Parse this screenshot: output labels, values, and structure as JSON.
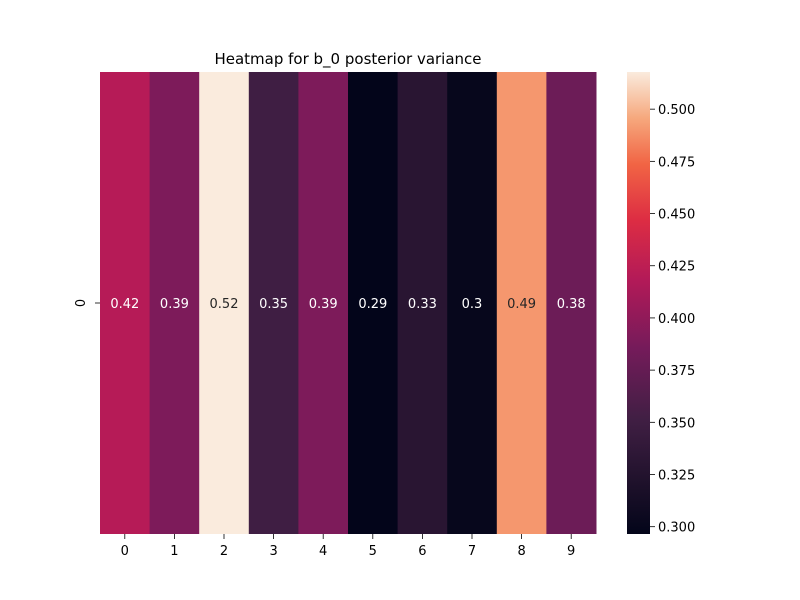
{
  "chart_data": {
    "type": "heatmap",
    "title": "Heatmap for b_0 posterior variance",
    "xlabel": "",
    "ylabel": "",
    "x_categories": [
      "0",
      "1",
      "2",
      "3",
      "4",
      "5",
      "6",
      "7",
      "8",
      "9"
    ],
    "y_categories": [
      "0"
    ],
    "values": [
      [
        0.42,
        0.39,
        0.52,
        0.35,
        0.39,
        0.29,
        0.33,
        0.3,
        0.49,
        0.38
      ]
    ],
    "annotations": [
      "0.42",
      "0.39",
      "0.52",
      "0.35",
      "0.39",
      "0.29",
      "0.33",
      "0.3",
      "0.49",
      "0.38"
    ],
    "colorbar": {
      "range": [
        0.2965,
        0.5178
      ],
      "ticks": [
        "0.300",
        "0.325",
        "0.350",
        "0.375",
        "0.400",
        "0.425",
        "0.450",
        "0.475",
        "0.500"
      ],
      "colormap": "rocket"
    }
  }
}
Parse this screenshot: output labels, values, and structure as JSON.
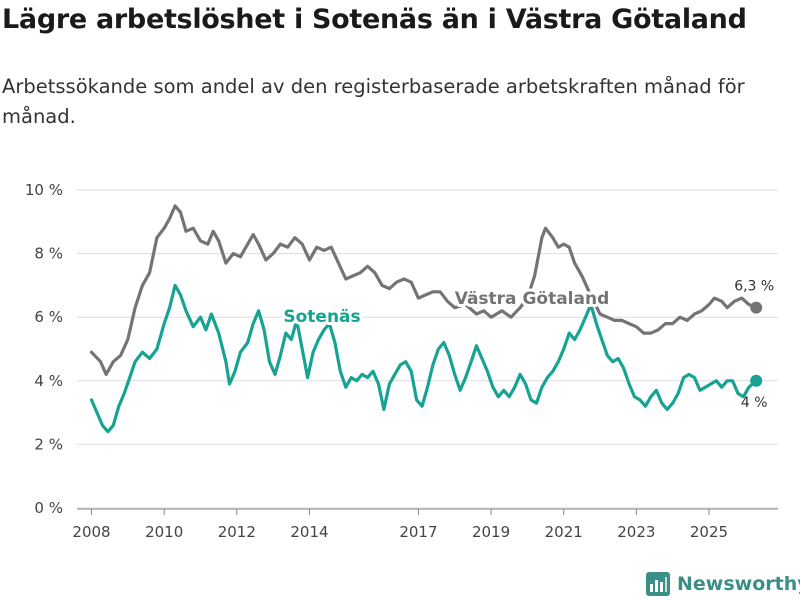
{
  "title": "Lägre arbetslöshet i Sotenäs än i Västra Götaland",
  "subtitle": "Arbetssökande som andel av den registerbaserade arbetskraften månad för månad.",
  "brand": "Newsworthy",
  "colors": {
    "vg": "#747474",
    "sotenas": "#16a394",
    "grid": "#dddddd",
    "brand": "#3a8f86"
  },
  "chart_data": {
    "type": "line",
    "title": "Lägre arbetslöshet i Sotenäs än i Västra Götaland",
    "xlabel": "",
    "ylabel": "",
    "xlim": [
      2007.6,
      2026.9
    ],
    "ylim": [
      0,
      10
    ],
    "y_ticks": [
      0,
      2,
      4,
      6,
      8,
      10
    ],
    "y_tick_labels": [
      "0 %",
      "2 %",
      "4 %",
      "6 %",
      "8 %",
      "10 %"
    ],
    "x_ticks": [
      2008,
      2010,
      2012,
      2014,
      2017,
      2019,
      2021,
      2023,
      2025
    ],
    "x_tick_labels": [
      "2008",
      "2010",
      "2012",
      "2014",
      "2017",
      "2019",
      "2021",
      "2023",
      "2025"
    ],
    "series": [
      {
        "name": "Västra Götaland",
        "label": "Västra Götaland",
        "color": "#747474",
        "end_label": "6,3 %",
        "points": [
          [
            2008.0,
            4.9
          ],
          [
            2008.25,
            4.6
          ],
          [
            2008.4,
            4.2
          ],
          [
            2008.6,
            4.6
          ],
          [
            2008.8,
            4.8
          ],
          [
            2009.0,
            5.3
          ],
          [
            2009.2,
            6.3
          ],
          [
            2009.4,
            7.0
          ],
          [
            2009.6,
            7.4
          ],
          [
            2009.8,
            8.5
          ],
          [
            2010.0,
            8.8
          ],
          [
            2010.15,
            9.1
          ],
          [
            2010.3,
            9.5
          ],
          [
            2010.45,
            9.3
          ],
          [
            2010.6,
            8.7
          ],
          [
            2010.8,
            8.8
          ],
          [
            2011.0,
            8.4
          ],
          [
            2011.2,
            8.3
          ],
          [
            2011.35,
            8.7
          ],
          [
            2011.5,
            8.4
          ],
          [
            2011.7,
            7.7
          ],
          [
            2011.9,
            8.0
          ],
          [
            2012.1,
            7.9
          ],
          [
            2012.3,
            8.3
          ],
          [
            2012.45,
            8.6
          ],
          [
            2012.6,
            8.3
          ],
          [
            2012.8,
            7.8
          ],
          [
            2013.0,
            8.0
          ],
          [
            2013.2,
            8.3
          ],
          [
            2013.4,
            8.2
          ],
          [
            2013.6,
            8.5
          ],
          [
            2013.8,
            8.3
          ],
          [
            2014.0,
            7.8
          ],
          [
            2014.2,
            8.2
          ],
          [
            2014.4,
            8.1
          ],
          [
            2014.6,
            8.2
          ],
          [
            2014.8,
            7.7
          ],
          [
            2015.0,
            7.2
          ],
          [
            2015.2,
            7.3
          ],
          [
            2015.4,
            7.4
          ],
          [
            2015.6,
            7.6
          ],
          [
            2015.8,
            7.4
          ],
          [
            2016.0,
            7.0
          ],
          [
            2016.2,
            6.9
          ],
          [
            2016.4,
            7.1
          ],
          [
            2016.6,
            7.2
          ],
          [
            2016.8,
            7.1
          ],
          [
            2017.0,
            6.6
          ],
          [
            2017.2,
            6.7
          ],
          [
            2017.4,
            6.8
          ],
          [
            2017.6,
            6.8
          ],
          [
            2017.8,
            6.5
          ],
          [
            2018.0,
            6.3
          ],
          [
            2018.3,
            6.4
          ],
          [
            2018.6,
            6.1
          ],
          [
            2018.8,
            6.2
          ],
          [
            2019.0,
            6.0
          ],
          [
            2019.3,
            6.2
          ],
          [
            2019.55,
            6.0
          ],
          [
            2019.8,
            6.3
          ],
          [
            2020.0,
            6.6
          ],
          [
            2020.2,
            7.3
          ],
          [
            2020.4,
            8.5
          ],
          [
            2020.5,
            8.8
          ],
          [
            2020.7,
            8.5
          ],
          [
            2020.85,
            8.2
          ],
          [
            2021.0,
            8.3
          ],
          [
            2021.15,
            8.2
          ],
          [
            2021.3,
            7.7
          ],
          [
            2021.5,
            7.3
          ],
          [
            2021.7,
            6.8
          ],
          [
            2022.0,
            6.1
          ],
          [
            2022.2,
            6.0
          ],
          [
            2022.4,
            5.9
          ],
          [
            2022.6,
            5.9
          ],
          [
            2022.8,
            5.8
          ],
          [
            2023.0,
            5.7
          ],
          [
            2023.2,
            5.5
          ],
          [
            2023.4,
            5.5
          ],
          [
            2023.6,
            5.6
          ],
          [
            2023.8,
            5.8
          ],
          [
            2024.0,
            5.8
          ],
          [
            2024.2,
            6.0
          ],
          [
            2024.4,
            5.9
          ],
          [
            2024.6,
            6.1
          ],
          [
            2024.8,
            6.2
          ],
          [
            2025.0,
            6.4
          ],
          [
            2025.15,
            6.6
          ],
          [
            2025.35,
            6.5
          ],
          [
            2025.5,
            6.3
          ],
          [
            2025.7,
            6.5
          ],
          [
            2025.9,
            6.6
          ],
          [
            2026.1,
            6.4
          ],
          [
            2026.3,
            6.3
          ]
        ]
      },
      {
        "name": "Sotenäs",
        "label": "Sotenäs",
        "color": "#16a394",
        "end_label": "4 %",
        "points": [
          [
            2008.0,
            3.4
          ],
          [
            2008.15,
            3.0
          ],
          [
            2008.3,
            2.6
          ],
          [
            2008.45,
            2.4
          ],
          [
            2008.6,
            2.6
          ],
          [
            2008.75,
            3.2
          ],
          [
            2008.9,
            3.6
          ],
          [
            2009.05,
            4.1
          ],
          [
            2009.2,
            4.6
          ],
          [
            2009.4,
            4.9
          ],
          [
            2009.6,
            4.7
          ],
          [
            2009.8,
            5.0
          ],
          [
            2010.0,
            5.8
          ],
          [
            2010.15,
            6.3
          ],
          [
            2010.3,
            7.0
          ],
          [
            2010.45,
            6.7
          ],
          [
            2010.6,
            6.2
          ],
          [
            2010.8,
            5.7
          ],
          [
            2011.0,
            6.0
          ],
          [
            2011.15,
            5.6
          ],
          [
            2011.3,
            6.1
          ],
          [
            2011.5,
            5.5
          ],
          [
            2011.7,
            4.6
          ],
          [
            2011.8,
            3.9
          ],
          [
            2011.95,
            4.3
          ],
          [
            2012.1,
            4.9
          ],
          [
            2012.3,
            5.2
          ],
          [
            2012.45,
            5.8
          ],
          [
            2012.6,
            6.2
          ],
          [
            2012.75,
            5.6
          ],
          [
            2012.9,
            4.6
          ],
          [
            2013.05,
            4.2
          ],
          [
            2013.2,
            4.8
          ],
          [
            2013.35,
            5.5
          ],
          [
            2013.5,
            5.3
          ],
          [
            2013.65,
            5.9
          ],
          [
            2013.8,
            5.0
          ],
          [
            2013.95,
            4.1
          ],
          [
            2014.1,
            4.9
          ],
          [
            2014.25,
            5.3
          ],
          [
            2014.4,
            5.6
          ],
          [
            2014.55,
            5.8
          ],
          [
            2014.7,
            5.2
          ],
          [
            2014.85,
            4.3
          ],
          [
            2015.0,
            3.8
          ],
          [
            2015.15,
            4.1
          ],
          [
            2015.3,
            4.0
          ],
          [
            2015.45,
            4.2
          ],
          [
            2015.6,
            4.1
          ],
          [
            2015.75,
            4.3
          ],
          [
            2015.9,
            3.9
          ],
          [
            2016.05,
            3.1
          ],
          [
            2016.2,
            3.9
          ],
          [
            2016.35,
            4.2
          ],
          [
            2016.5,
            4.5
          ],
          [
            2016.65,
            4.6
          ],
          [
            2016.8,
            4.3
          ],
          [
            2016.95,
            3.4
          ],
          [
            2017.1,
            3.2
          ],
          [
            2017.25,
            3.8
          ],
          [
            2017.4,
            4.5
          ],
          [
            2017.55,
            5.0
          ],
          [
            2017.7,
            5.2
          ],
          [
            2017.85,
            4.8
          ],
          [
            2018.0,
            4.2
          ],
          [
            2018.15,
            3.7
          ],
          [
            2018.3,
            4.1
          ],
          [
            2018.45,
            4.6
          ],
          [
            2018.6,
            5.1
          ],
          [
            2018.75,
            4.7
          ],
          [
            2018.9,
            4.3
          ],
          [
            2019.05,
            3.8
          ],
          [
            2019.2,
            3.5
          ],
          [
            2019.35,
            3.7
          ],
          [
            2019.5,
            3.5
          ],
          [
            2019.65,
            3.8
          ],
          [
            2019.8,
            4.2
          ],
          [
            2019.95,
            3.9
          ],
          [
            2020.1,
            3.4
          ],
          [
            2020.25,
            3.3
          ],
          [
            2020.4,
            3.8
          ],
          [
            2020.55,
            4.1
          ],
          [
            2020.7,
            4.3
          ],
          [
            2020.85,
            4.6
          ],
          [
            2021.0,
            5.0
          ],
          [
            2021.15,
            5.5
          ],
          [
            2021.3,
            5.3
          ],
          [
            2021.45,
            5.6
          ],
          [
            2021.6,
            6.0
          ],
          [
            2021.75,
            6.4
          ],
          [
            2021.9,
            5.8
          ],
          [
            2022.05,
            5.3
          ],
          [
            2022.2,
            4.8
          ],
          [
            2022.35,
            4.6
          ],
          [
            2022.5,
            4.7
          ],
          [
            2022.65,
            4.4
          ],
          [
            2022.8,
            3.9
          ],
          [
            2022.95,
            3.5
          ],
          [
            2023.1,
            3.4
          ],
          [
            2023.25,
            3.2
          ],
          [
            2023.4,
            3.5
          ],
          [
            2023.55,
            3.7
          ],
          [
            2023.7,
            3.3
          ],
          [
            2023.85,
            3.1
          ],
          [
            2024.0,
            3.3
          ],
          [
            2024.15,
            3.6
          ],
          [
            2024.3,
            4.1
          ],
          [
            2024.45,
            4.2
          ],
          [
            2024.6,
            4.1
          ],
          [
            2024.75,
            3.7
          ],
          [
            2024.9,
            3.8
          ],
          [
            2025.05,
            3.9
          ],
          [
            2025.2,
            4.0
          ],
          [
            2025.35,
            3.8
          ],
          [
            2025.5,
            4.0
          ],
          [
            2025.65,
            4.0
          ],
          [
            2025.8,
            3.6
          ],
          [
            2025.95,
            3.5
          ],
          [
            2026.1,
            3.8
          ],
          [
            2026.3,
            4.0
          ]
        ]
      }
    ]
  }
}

━━━━━━━━━━

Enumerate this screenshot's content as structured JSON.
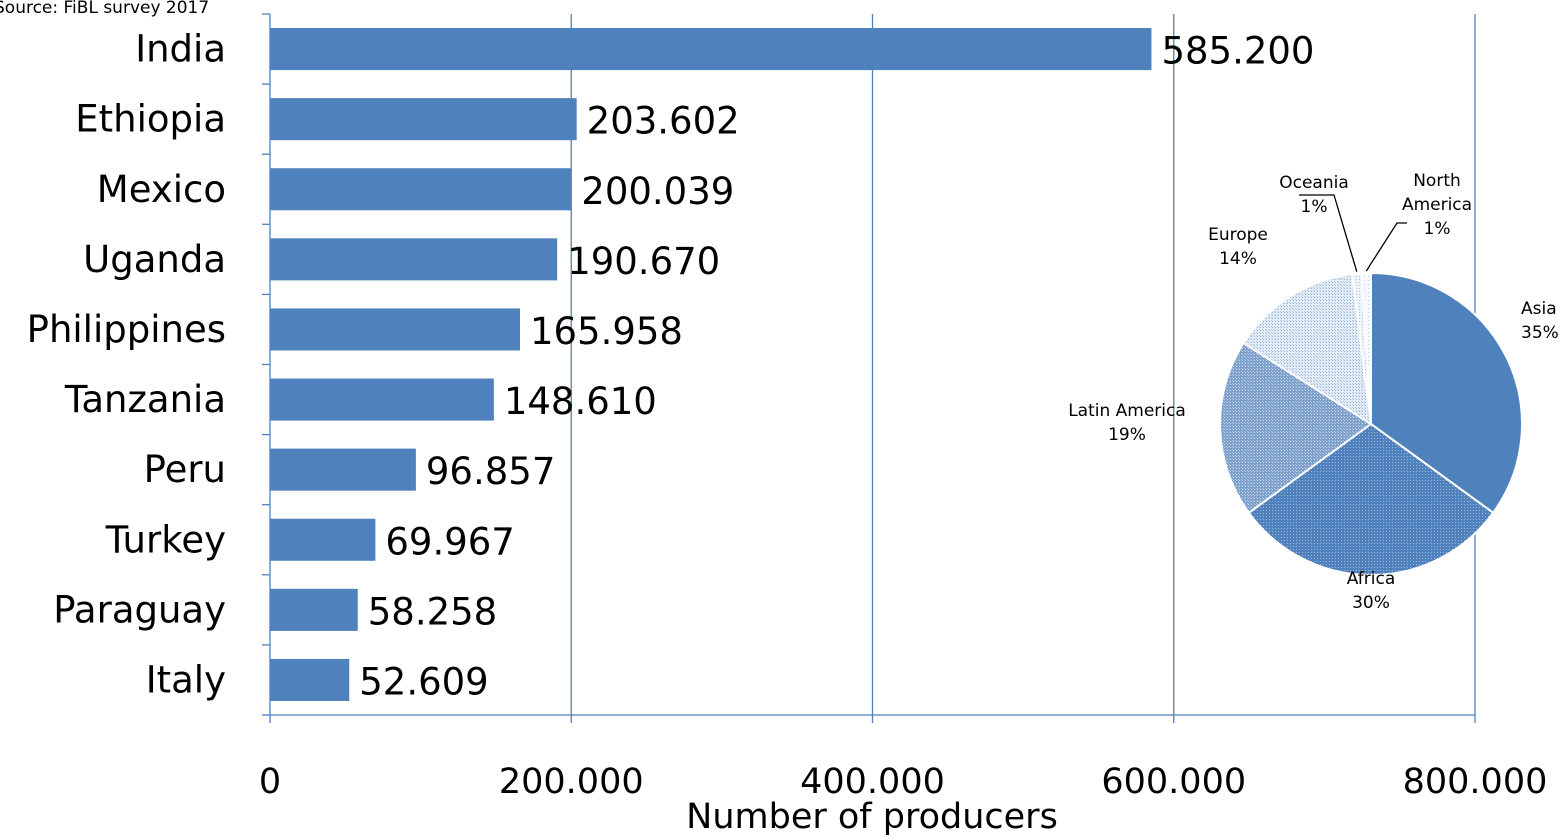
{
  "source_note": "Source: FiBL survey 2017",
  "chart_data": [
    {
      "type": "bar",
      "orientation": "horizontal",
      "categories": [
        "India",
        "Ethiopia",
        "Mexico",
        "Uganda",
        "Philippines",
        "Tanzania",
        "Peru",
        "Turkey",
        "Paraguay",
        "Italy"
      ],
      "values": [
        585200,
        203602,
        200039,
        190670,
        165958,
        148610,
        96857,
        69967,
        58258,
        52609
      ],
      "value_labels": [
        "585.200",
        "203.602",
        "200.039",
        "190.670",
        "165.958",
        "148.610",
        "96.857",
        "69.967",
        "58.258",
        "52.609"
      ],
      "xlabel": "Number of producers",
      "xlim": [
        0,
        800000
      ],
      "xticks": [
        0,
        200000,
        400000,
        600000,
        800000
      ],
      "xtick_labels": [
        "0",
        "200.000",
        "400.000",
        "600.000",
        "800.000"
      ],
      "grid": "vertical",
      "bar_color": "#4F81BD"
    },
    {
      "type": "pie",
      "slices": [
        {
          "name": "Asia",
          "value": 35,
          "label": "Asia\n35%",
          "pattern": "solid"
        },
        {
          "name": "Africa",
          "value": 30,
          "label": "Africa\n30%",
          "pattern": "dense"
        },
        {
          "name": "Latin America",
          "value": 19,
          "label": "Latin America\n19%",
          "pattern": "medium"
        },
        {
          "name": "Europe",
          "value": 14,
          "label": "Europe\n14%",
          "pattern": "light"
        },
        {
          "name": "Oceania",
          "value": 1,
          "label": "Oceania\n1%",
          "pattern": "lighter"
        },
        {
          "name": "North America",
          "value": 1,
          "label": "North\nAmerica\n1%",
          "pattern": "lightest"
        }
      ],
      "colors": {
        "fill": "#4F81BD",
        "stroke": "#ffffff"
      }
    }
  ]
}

━━━━━━━━━━

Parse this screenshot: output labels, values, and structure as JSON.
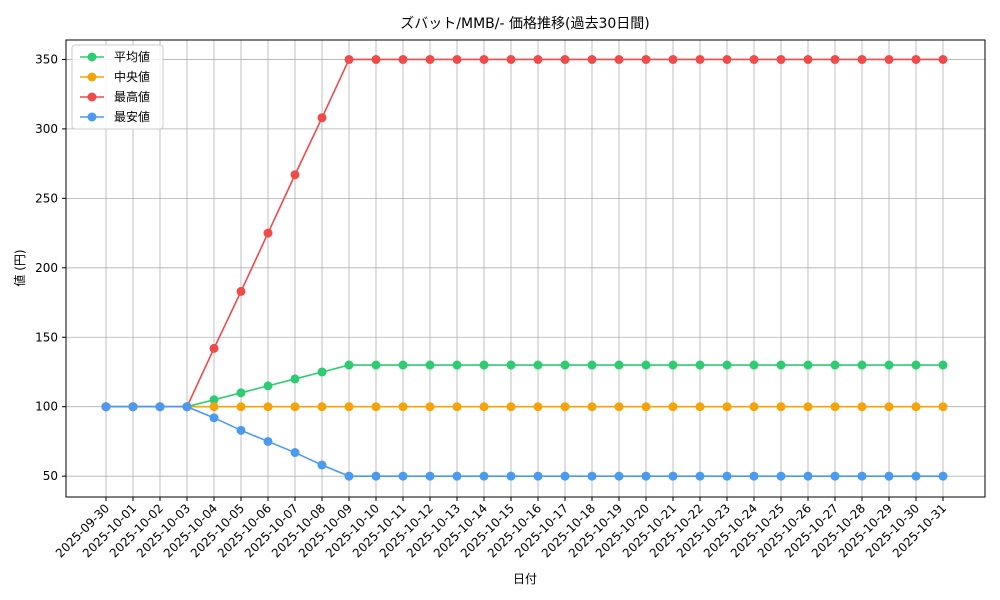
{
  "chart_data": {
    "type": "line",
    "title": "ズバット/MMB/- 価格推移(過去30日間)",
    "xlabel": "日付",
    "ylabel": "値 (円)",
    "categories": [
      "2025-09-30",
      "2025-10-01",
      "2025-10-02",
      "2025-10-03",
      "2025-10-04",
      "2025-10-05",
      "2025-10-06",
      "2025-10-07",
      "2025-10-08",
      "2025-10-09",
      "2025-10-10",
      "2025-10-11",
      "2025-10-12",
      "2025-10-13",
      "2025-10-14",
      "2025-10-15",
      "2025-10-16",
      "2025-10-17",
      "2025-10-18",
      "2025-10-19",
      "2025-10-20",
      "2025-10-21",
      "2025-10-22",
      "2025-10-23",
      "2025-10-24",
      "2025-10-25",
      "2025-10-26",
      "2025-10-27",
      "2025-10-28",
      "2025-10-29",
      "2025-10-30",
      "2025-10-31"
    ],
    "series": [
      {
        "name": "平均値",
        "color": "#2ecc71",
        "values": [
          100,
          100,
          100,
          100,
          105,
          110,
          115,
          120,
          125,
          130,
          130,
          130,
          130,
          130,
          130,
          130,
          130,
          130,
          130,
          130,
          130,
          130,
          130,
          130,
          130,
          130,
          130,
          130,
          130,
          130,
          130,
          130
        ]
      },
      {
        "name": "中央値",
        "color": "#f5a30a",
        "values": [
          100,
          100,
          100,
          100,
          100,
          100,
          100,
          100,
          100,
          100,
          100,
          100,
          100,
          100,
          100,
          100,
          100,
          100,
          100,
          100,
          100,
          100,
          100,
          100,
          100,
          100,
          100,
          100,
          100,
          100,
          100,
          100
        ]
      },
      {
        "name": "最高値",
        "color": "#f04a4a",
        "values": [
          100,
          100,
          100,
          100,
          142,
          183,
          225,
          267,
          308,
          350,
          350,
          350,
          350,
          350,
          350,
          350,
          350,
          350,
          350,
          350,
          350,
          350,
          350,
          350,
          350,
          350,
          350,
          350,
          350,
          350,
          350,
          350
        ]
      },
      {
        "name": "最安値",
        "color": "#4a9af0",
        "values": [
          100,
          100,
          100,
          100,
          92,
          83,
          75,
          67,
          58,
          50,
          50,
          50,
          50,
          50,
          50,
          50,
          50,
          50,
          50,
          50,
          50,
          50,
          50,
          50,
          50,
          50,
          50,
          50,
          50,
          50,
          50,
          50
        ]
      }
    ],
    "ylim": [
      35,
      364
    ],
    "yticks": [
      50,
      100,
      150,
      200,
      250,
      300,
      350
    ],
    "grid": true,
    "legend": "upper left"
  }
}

━━━━━━━━━━

**THE PROBLEM**
Find every line that has "xlabel" in it, then return those lines.

**EXERCISE ANSWER**
    "xlabel": "",
    "xlabel": "",
      "xlabel": "Number of producers",
    "xlabel": "日付",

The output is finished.